:: Material provided ::
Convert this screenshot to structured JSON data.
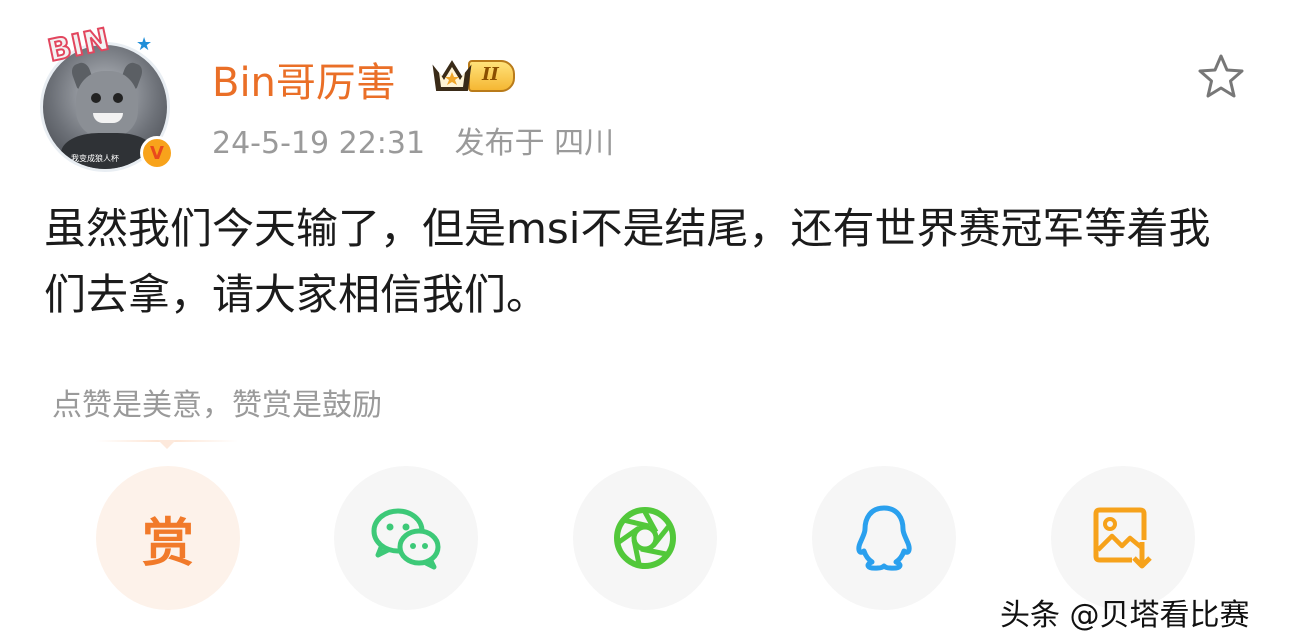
{
  "profile": {
    "avatar_caption": "我变成狼人杯",
    "avatar_badge": "BIN",
    "verified_mark": "V",
    "username": "Bin哥厉害",
    "vip_level": "II"
  },
  "post": {
    "timestamp": "24-5-19 22:31",
    "location": "发布于 四川",
    "text": "虽然我们今天输了，但是msi不是结尾，还有世界赛冠军等着我们去拿，请大家相信我们。"
  },
  "reward": {
    "tip": "点赞是美意，赞赏是鼓励",
    "button_label": "赏"
  },
  "share_targets": [
    {
      "name": "wechat",
      "icon": "wechat-icon",
      "color": "#3dc978"
    },
    {
      "name": "moments",
      "icon": "moments-icon",
      "color": "#52c83a"
    },
    {
      "name": "qq",
      "icon": "qq-icon",
      "color": "#2aa0ee"
    },
    {
      "name": "save-image",
      "icon": "save-image-icon",
      "color": "#f6a21b"
    }
  ],
  "watermark": "头条 @贝塔看比赛",
  "colors": {
    "username": "#ea6f27",
    "meta": "#9a9a9a",
    "reward": "#f17a2a"
  }
}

:: Task directions ::
The records above are to be quoted exactly, with all pictures left out.

:: Solved problem ::
Convert this screenshot to structured JSON data.
{
  "profile": {
    "avatar_caption": "我变成狼人杯",
    "avatar_badge": "BIN",
    "verified_mark": "V",
    "username": "Bin哥厉害",
    "vip_level": "II"
  },
  "post": {
    "timestamp": "24-5-19 22:31",
    "location": "发布于 四川",
    "text": "虽然我们今天输了，但是msi不是结尾，还有世界赛冠军等着我们去拿，请大家相信我们。"
  },
  "reward": {
    "tip": "点赞是美意，赞赏是鼓励",
    "button_label": "赏"
  },
  "share_targets": [
    {
      "name": "wechat",
      "icon": "wechat-icon",
      "color": "#3dc978"
    },
    {
      "name": "moments",
      "icon": "moments-icon",
      "color": "#52c83a"
    },
    {
      "name": "qq",
      "icon": "qq-icon",
      "color": "#2aa0ee"
    },
    {
      "name": "save-image",
      "icon": "save-image-icon",
      "color": "#f6a21b"
    }
  ],
  "watermark": "头条 @贝塔看比赛",
  "colors": {
    "username": "#ea6f27",
    "meta": "#9a9a9a",
    "reward": "#f17a2a"
  }
}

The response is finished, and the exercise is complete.